### Goal
Below are some entries. Copy each line that holds the string "auxiliary".

>> Begin

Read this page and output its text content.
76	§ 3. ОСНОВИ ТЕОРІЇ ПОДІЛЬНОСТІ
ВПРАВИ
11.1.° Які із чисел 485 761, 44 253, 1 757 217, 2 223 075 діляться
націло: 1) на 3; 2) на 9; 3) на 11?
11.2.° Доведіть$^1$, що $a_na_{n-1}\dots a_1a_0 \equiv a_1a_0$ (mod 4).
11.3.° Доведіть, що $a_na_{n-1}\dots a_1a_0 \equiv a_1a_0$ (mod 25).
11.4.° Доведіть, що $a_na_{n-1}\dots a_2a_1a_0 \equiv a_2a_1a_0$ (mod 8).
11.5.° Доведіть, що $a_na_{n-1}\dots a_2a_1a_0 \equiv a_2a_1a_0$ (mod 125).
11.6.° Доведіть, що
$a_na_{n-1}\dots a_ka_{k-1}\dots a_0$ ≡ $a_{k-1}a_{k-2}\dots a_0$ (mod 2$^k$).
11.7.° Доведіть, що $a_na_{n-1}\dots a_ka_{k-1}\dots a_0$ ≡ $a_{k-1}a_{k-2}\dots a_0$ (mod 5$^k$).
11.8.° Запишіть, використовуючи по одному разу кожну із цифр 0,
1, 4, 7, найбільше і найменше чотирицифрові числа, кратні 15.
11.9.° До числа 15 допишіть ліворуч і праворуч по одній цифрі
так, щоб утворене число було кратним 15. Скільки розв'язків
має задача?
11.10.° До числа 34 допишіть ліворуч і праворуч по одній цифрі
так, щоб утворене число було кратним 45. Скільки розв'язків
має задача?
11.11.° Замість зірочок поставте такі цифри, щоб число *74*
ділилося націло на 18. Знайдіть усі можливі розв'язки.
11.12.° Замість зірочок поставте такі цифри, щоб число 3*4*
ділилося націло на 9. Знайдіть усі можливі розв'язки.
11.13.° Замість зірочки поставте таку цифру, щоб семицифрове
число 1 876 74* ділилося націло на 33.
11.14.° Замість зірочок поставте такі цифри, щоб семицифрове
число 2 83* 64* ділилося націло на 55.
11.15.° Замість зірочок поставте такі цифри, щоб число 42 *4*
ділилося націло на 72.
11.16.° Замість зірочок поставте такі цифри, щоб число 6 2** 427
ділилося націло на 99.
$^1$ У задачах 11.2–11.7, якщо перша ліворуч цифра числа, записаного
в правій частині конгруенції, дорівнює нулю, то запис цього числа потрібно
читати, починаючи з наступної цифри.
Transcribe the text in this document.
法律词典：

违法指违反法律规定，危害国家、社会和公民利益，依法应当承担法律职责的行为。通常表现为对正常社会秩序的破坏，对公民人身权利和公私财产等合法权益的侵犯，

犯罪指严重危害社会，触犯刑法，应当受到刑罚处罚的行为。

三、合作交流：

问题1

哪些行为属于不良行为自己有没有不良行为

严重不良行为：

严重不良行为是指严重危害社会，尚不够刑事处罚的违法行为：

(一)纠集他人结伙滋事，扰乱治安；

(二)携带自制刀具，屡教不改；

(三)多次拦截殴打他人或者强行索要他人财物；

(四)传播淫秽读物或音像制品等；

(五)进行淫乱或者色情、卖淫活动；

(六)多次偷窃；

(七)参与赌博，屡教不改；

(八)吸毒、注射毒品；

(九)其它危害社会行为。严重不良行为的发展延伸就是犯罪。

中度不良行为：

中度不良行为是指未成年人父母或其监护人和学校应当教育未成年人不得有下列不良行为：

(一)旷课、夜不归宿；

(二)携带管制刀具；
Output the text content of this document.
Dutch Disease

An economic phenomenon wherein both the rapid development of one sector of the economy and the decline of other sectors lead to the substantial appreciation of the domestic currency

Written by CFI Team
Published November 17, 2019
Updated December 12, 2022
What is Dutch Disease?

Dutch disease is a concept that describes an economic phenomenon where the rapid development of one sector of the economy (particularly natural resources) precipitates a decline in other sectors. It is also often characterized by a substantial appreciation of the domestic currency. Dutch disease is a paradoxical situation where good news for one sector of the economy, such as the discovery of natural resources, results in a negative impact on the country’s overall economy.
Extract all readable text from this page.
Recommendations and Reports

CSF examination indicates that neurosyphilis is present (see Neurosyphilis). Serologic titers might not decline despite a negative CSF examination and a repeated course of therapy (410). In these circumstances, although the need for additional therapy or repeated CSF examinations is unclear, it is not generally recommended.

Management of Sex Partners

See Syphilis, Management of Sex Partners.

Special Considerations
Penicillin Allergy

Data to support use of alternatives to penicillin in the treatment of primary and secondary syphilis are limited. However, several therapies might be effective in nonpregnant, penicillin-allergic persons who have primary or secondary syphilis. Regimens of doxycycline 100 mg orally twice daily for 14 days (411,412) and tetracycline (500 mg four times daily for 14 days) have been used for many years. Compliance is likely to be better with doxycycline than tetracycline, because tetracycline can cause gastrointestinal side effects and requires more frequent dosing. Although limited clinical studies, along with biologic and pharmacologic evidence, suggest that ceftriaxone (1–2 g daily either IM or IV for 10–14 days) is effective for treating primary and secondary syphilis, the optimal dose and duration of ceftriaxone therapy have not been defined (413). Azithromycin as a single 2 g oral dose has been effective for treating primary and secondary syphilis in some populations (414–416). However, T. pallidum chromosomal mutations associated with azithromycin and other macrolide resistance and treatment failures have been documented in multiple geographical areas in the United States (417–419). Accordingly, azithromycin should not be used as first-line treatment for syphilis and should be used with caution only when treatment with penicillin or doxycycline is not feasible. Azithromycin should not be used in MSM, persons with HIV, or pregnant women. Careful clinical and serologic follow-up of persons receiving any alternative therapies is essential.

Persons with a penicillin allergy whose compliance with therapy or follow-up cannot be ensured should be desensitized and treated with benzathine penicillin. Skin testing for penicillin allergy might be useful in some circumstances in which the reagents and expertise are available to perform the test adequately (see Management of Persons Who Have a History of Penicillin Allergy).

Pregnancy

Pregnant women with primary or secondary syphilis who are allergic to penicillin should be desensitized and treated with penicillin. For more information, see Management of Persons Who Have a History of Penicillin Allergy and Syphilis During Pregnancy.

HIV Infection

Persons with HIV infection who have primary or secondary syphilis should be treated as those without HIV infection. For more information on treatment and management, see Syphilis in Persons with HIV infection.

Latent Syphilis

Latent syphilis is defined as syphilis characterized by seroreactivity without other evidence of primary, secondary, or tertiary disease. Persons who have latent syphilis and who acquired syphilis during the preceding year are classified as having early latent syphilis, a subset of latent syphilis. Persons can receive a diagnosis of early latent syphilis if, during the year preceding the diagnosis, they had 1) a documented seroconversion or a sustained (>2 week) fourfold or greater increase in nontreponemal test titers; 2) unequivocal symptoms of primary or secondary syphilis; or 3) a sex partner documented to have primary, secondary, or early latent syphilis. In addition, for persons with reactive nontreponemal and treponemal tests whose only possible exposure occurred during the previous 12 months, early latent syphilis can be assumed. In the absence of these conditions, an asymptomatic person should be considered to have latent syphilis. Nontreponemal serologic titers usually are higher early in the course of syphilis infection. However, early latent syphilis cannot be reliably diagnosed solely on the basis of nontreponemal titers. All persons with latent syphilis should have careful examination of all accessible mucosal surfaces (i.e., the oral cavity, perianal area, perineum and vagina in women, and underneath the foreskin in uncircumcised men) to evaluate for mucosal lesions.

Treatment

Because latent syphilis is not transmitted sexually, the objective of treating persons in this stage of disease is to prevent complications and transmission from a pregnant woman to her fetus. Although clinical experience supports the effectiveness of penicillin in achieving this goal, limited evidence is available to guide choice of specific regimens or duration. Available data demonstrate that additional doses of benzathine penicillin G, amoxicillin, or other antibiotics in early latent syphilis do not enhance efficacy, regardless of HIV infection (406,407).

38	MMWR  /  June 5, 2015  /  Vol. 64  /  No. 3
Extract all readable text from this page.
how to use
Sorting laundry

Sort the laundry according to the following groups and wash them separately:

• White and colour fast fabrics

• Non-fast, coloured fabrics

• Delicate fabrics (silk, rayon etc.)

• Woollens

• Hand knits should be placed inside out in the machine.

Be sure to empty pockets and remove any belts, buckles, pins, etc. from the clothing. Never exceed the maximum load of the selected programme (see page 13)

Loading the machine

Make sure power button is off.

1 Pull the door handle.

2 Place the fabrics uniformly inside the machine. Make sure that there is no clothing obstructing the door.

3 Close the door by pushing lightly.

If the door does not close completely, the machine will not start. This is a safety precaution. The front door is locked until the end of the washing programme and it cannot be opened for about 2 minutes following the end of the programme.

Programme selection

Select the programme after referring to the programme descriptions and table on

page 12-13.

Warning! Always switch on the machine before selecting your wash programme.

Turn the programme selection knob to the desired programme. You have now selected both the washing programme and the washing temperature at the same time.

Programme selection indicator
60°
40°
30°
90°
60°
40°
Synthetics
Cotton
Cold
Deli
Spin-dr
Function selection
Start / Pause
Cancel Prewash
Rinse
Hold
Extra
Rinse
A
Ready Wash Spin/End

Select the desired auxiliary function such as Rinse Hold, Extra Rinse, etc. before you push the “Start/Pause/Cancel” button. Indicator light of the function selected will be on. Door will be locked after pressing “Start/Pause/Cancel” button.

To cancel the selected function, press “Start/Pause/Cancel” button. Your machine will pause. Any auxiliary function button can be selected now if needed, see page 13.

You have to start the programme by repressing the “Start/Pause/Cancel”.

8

>> End

### Written response
Select the desired auxiliary function such as Rinse Hold, Extra Rinse, etc. before you push the “Start/Pause/Cancel” button. Indicator light of the function selected will be on. Door will be locked after pressing “Start/Pause/Cancel” button.
To cancel the selected function, press “Start/Pause/Cancel” button. Your machine will pause. Any auxiliary function button can be selected now if needed, see page 13.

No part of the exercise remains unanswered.